Start Dataset records

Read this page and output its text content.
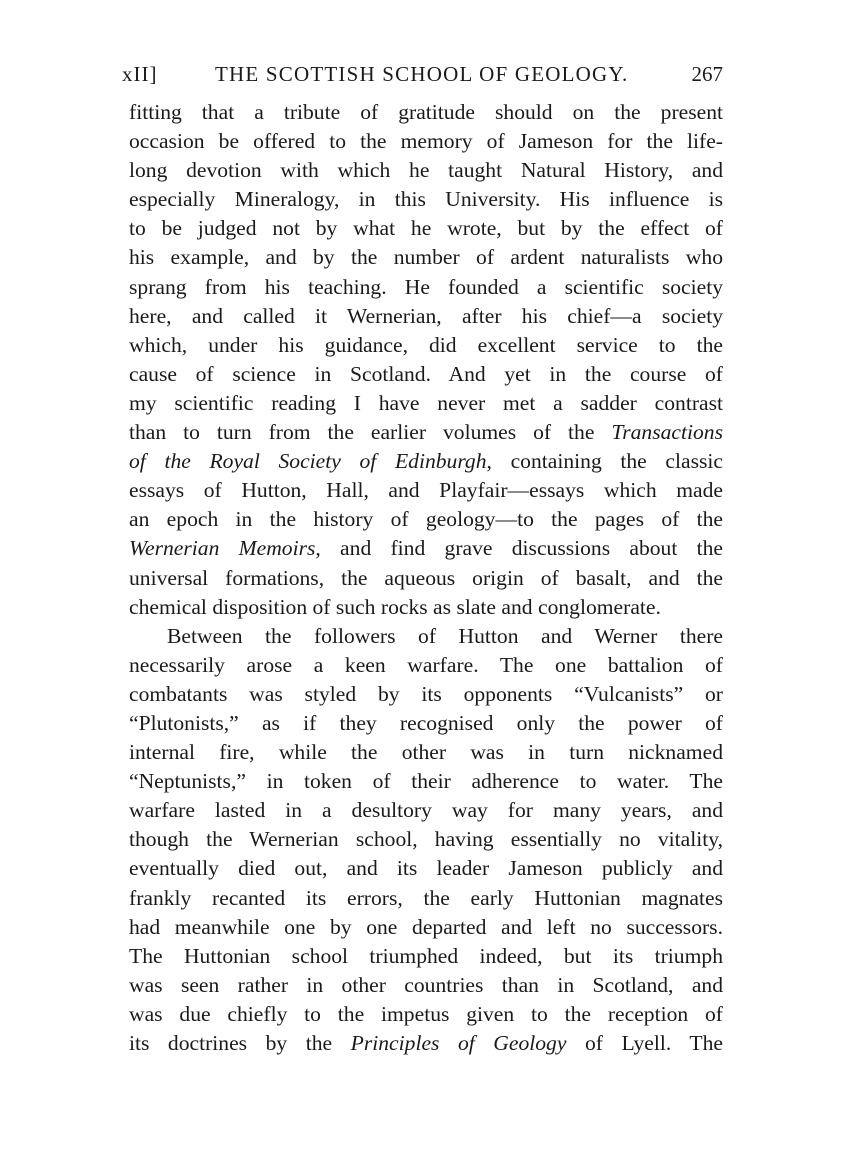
xII]	THE SCOTTISH SCHOOL OF GEOLOGY.	267
fitting that a tribute of gratitude should on the present
occasion be offered to the memory of Jameson for the life-
long devotion with which he taught Natural History, and
especially Mineralogy, in this University. His influence is
to be judged not by what he wrote, but by the effect of
his example, and by the number of ardent naturalists who
sprang from his teaching. He founded a scientific society
here, and called it Wernerian, after his chief—a society
which, under his guidance, did excellent service to the
cause of science in Scotland. And yet in the course of
my scientific reading I have never met a sadder contrast
than to turn from the earlier volumes of the Transactions
of the Royal Society of Edinburgh, containing the classic
essays of Hutton, Hall, and Playfair—essays which made
an epoch in the history of geology—to the pages of the
Wernerian Memoirs, and find grave discussions about the
universal formations, the aqueous origin of basalt, and the
chemical disposition of such rocks as slate and conglomerate.
Between the followers of Hutton and Werner there
necessarily arose a keen warfare. The one battalion of
combatants was styled by its opponents “Vulcanists” or
“Plutonists,” as if they recognised only the power of
internal fire, while the other was in turn nicknamed
“Neptunists,” in token of their adherence to water. The
warfare lasted in a desultory way for many years, and
though the Wernerian school, having essentially no vitality,
eventually died out, and its leader Jameson publicly and
frankly recanted its errors, the early Huttonian magnates
had meanwhile one by one departed and left no successors.
The Huttonian school triumphed indeed, but its triumph
was seen rather in other countries than in Scotland, and
was due chiefly to the impetus given to the reception of
its doctrines by the Principles of Geology of Lyell. The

End Dataset records

Copy every entry word for word, but omit the pictures.

- _Exercise result_
Read this page and output its text content.
xII]	THE SCOTTISH SCHOOL OF GEOLOGY.	267
fitting that a tribute of gratitude should on the present
occasion be offered to the memory of Jameson for the life-
long devotion with which he taught Natural History, and
especially Mineralogy, in this University. His influence is
to be judged not by what he wrote, but by the effect of
his example, and by the number of ardent naturalists who
sprang from his teaching. He founded a scientific society
here, and called it Wernerian, after his chief—a society
which, under his guidance, did excellent service to the
cause of science in Scotland. And yet in the course of
my scientific reading I have never met a sadder contrast
than to turn from the earlier volumes of the Transactions
of the Royal Society of Edinburgh, containing the classic
essays of Hutton, Hall, and Playfair—essays which made
an epoch in the history of geology—to the pages of the
Wernerian Memoirs, and find grave discussions about the
universal formations, the aqueous origin of basalt, and the
chemical disposition of such rocks as slate and conglomerate.
Between the followers of Hutton and Werner there
necessarily arose a keen warfare. The one battalion of
combatants was styled by its opponents “Vulcanists” or
“Plutonists,” as if they recognised only the power of
internal fire, while the other was in turn nicknamed
“Neptunists,” in token of their adherence to water. The
warfare lasted in a desultory way for many years, and
though the Wernerian school, having essentially no vitality,
eventually died out, and its leader Jameson publicly and
frankly recanted its errors, the early Huttonian magnates
had meanwhile one by one departed and left no successors.
The Huttonian school triumphed indeed, but its triumph
was seen rather in other countries than in Scotland, and
was due chiefly to the impetus given to the reception of
its doctrines by the Principles of Geology of Lyell. The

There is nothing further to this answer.